## Extracted information
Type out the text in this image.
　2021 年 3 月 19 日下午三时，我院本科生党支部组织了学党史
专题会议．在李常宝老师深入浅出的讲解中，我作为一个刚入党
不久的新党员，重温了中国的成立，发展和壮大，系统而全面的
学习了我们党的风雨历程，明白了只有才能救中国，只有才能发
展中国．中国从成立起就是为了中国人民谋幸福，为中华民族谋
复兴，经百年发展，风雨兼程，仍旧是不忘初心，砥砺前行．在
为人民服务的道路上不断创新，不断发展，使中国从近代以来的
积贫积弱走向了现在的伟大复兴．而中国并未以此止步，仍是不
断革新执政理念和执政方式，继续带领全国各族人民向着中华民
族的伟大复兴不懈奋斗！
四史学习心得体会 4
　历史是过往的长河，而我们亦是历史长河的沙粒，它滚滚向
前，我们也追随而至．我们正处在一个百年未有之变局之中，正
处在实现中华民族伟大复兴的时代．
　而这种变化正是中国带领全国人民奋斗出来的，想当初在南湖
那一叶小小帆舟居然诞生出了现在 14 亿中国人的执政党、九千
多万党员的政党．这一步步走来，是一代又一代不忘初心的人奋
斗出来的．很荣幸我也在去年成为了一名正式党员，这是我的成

## Description of the task
Write the complete data out, exactly as above.

## Exercise result
Type out the text in this image.
　2021 年 3 月 19 日下午三时，我院本科生党支部组织了学党史
专题会议．在李常宝老师深入浅出的讲解中，我作为一个刚入党
不久的新党员，重温了中国的成立，发展和壮大，系统而全面的
学习了我们党的风雨历程，明白了只有才能救中国，只有才能发
展中国．中国从成立起就是为了中国人民谋幸福，为中华民族谋
复兴，经百年发展，风雨兼程，仍旧是不忘初心，砥砺前行．在
为人民服务的道路上不断创新，不断发展，使中国从近代以来的
积贫积弱走向了现在的伟大复兴．而中国并未以此止步，仍是不
断革新执政理念和执政方式，继续带领全国各族人民向着中华民
族的伟大复兴不懈奋斗！
四史学习心得体会 4
　历史是过往的长河，而我们亦是历史长河的沙粒，它滚滚向
前，我们也追随而至．我们正处在一个百年未有之变局之中，正
处在实现中华民族伟大复兴的时代．
　而这种变化正是中国带领全国人民奋斗出来的，想当初在南湖
那一叶小小帆舟居然诞生出了现在 14 亿中国人的执政党、九千
多万党员的政党．这一步步走来，是一代又一代不忘初心的人奋
斗出来的．很荣幸我也在去年成为了一名正式党员，这是我的成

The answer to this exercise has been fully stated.